* _Stored records_:
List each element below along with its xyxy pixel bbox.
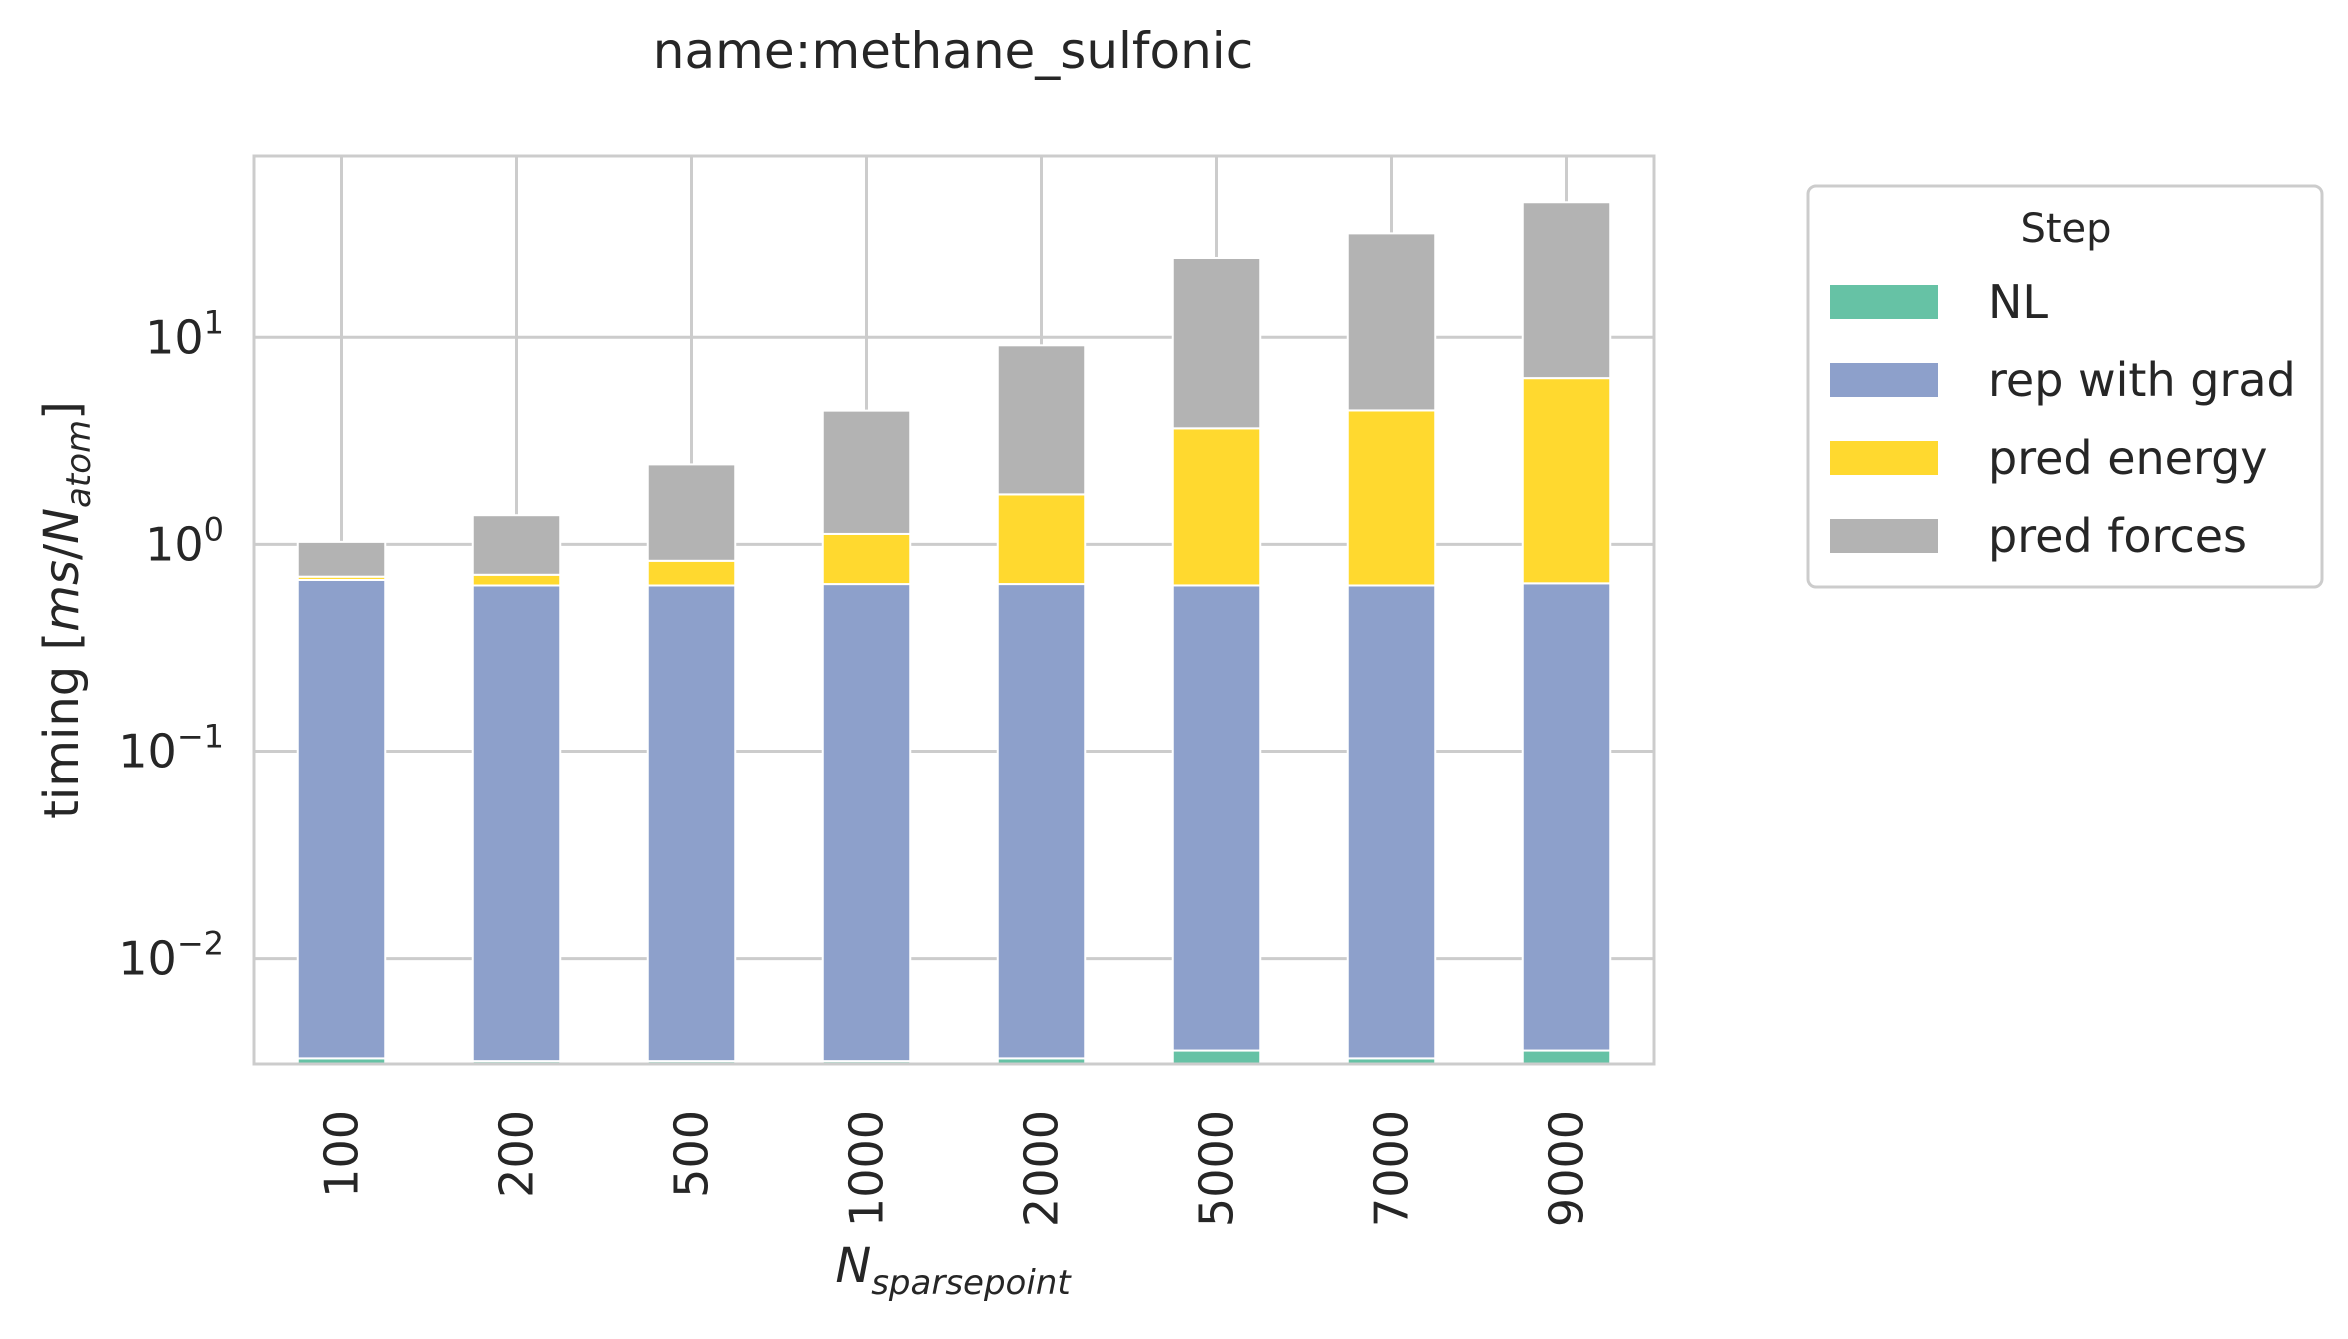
bar-segment <box>821 583 912 1063</box>
legend: Step NL rep with grad pred energy pred forc… <box>1806 184 2324 589</box>
x-tick-label: 1000 <box>840 1110 894 1227</box>
x-tick-labels: 100 200 500 1000 2000 5000 7000 9000 <box>315 1110 1594 1227</box>
bar-segment <box>646 584 737 1063</box>
legend-label: pred forces <box>1988 509 2247 563</box>
legend-swatch <box>1830 519 1938 553</box>
bar-segment <box>1346 409 1437 587</box>
bar-segment <box>1521 377 1612 585</box>
bar-segment <box>821 409 912 535</box>
legend-label: rep with grad <box>1988 353 2296 407</box>
x-tick-label: 200 <box>490 1110 544 1198</box>
legend-swatch <box>1830 285 1938 319</box>
legend-title: Step <box>2020 206 2111 252</box>
bar-segment <box>1171 1049 1262 1065</box>
bar-segment <box>996 583 1087 1060</box>
x-tick-label: 7000 <box>1365 1110 1419 1227</box>
bar-segment <box>1521 201 1612 380</box>
bar-segment <box>471 573 562 587</box>
bar-segment <box>821 532 912 586</box>
plot-frame <box>252 154 1656 1066</box>
bar-segment <box>1346 584 1437 1060</box>
x-tick-label: 2000 <box>1015 1110 1069 1227</box>
legend-items: NL rep with grad pred energy pred forces <box>1830 275 2296 563</box>
y-tick-label: 101 <box>145 303 224 364</box>
y-tick-label: 10−2 <box>118 925 224 986</box>
x-tick-label: 100 <box>315 1110 369 1198</box>
bar-segment <box>1171 427 1262 587</box>
bar-segment <box>646 559 737 587</box>
bar-segment <box>471 584 562 1063</box>
x-tick-label: 5000 <box>1190 1110 1244 1227</box>
bar-segment <box>296 578 387 1060</box>
bar-segment <box>1171 584 1262 1052</box>
bar-segment <box>471 514 562 576</box>
y-axis-label: timing [ms/Natom] <box>34 401 99 819</box>
legend-label: NL <box>1988 275 2048 329</box>
bar-segment <box>296 540 387 578</box>
x-axis-label: Nsparsepoint <box>835 1238 1072 1303</box>
x-tick-label: 500 <box>665 1110 719 1198</box>
y-tick-label: 10−1 <box>118 718 224 779</box>
bar-segment <box>1346 232 1437 412</box>
y-tick-label: 100 <box>145 510 224 571</box>
bar-segment <box>646 463 737 562</box>
legend-swatch <box>1830 363 1938 397</box>
bars <box>296 201 1612 1066</box>
bar-segment <box>996 493 1087 586</box>
bar-segment <box>996 344 1087 496</box>
bar-segment <box>1521 1049 1612 1065</box>
legend-swatch <box>1830 441 1938 475</box>
y-tick-labels: 101 100 10−1 10−2 <box>118 303 224 985</box>
gridlines <box>254 156 1654 1064</box>
legend-label: pred energy <box>1988 431 2268 485</box>
bar-segment <box>1171 256 1262 430</box>
x-tick-label: 9000 <box>1540 1110 1594 1227</box>
bar-segment <box>1521 582 1612 1052</box>
chart-title: name:methane_sulfonic <box>653 22 1253 80</box>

* _Task instructions_: Rewrite the items above with every "bar-segment" swapped for "stacked-bar-piece" and everything else unchanged. Leave the pictures out.

* _Result of this task_:
List each element below along with its xyxy pixel bbox.
stacked-bar-piece <box>821 583 912 1063</box>
legend: Step NL rep with grad pred energy pred forc… <box>1806 184 2324 589</box>
x-tick-label: 1000 <box>840 1110 894 1227</box>
x-tick-labels: 100 200 500 1000 2000 5000 7000 9000 <box>315 1110 1594 1227</box>
stacked-bar-piece <box>646 584 737 1063</box>
legend-label: pred forces <box>1988 509 2247 563</box>
legend-swatch <box>1830 519 1938 553</box>
stacked-bar-piece <box>1346 409 1437 587</box>
stacked-bar-piece <box>1521 377 1612 585</box>
stacked-bar-piece <box>821 409 912 535</box>
legend-label: rep with grad <box>1988 353 2296 407</box>
x-tick-label: 200 <box>490 1110 544 1198</box>
legend-swatch <box>1830 285 1938 319</box>
legend-title: Step <box>2020 206 2111 252</box>
stacked-bar-piece <box>1171 1049 1262 1065</box>
stacked-bar-piece <box>996 583 1087 1060</box>
x-tick-label: 7000 <box>1365 1110 1419 1227</box>
stacked-bar-piece <box>1521 201 1612 380</box>
stacked-bar-piece <box>471 573 562 587</box>
stacked-bar-piece <box>821 532 912 586</box>
plot-frame <box>252 154 1656 1066</box>
stacked-bar-piece <box>1346 584 1437 1060</box>
x-tick-label: 2000 <box>1015 1110 1069 1227</box>
legend-items: NL rep with grad pred energy pred forces <box>1830 275 2296 563</box>
y-tick-label: 101 <box>145 303 224 364</box>
y-tick-label: 10−2 <box>118 925 224 986</box>
x-tick-label: 100 <box>315 1110 369 1198</box>
stacked-bar-piece <box>1171 427 1262 587</box>
stacked-bar-piece <box>646 559 737 587</box>
stacked-bar-piece <box>471 584 562 1063</box>
x-tick-label: 5000 <box>1190 1110 1244 1227</box>
stacked-bar-piece <box>296 578 387 1060</box>
stacked-bar-piece <box>1171 584 1262 1052</box>
stacked-bar-piece <box>471 514 562 576</box>
y-axis-label: timing [ms/Natom] <box>34 401 99 819</box>
legend-label: NL <box>1988 275 2048 329</box>
stacked-bar-piece <box>296 540 387 578</box>
x-axis-label: Nsparsepoint <box>835 1238 1072 1303</box>
x-tick-label: 500 <box>665 1110 719 1198</box>
y-tick-label: 10−1 <box>118 718 224 779</box>
stacked-bar-piece <box>1346 232 1437 412</box>
y-tick-label: 100 <box>145 510 224 571</box>
stacked-bar-piece <box>646 463 737 562</box>
legend-swatch <box>1830 363 1938 397</box>
bars <box>296 201 1612 1066</box>
stacked-bar-piece <box>996 493 1087 586</box>
stacked-bar-piece <box>996 344 1087 496</box>
stacked-bar-piece <box>1521 1049 1612 1065</box>
legend-swatch <box>1830 441 1938 475</box>
y-tick-labels: 101 100 10−1 10−2 <box>118 303 224 985</box>
gridlines <box>254 156 1654 1064</box>
legend-label: pred energy <box>1988 431 2268 485</box>
stacked-bar-piece <box>1171 256 1262 430</box>
x-tick-label: 9000 <box>1540 1110 1594 1227</box>
stacked-bar-piece <box>1521 582 1612 1052</box>
chart-title: name:methane_sulfonic <box>653 22 1253 80</box>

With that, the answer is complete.